**Problem details:**
Your answer should be a single number: how many lines in the data below hold the string "sekunde".
--- start Material provided ---
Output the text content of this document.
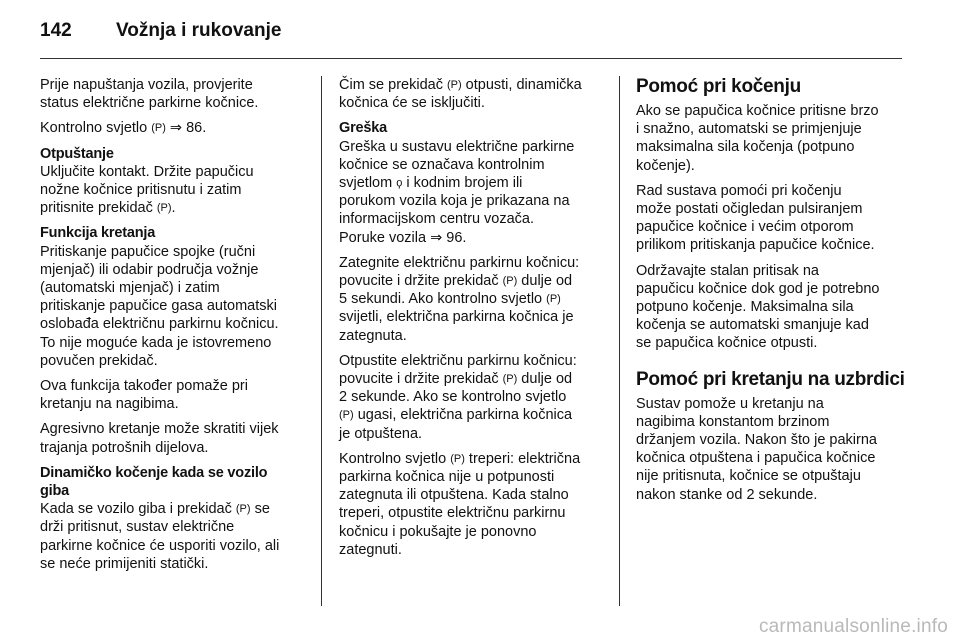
142	Vožnja i rukovanje

Prije napuštanja vozila, provjerite
status električne parkirne kočnice.

Kontrolno svjetlo (P) ⇒ 86.

Otpuštanje
Uključite kontakt. Držite papučicu
nožne kočnice pritisnutu i zatim
pritisnite prekidač (P).

Funkcija kretanja
Pritiskanje papučice spojke (ručni
mjenjač) ili odabir područja vožnje
(automatski mjenjač) i zatim
pritiskanje papučice gasa automatski
oslobađa električnu parkirnu kočnicu.
To nije moguće kada je istovremeno
povučen prekidač.

Ova funkcija također pomaže pri
kretanju na nagibima.

Agresivno kretanje može skratiti vijek
trajanja potrošnih dijelova.

Dinamičko kočenje kada se vozilo
giba
Kada se vozilo giba i prekidač (P) se
drži pritisnut, sustav električne
parkirne kočnice će usporiti vozilo, ali
se neće primijeniti statički.

Čim se prekidač (P) otpusti, dinamička
kočnica će se isključiti.

Greška
Greška u sustavu električne parkirne
kočnice se označava kontrolnim
svjetlom ϙ i kodnim brojem ili
porukom vozila koja je prikazana na
informacijskom centru vozača.
Poruke vozila ⇒ 96.

Zategnite električnu parkirnu kočnicu:
povucite i držite prekidač (P) dulje od
5 sekundi. Ako kontrolno svjetlo (P)
svijetli, električna parkirna kočnica je
zategnuta.

Otpustite električnu parkirnu kočnicu:
povucite i držite prekidač (P) dulje od
2 sekunde. Ako se kontrolno svjetlo
(P) ugasi, električna parkirna kočnica
je otpuštena.

Kontrolno svjetlo (P) treperi: električna
parkirna kočnica nije u potpunosti
zategnuta ili otpuštena. Kada stalno
treperi, otpustite električnu parkirnu
kočnicu i pokušajte je ponovno
zategnuti.

Pomoć pri kočenju

Ako se papučica kočnice pritisne brzo
i snažno, automatski se primjenjuje
maksimalna sila kočenja (potpuno
kočenje).

Rad sustava pomoći pri kočenju
može postati očigledan pulsiranjem
papučice kočnice i većim otporom
prilikom pritiskanja papučice kočnice.

Održavajte stalan pritisak na
papučicu kočnice dok god je potrebno
potpuno kočenje. Maksimalna sila
kočenja se automatski smanjuje kad
se papučica kočnice otpusti.

Pomoć pri kretanju na uzbrdici

Sustav pomože u kretanju na
nagibima konstantom brzinom
držanjem vozila. Nakon što je pakirna
kočnica otpuštena i papučica kočnice
nije pritisnuta, kočnice se otpuštaju
nakon stanke od 2 sekunde.

carmanualsonline.info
--- end Material provided ---
**Written reply:**
2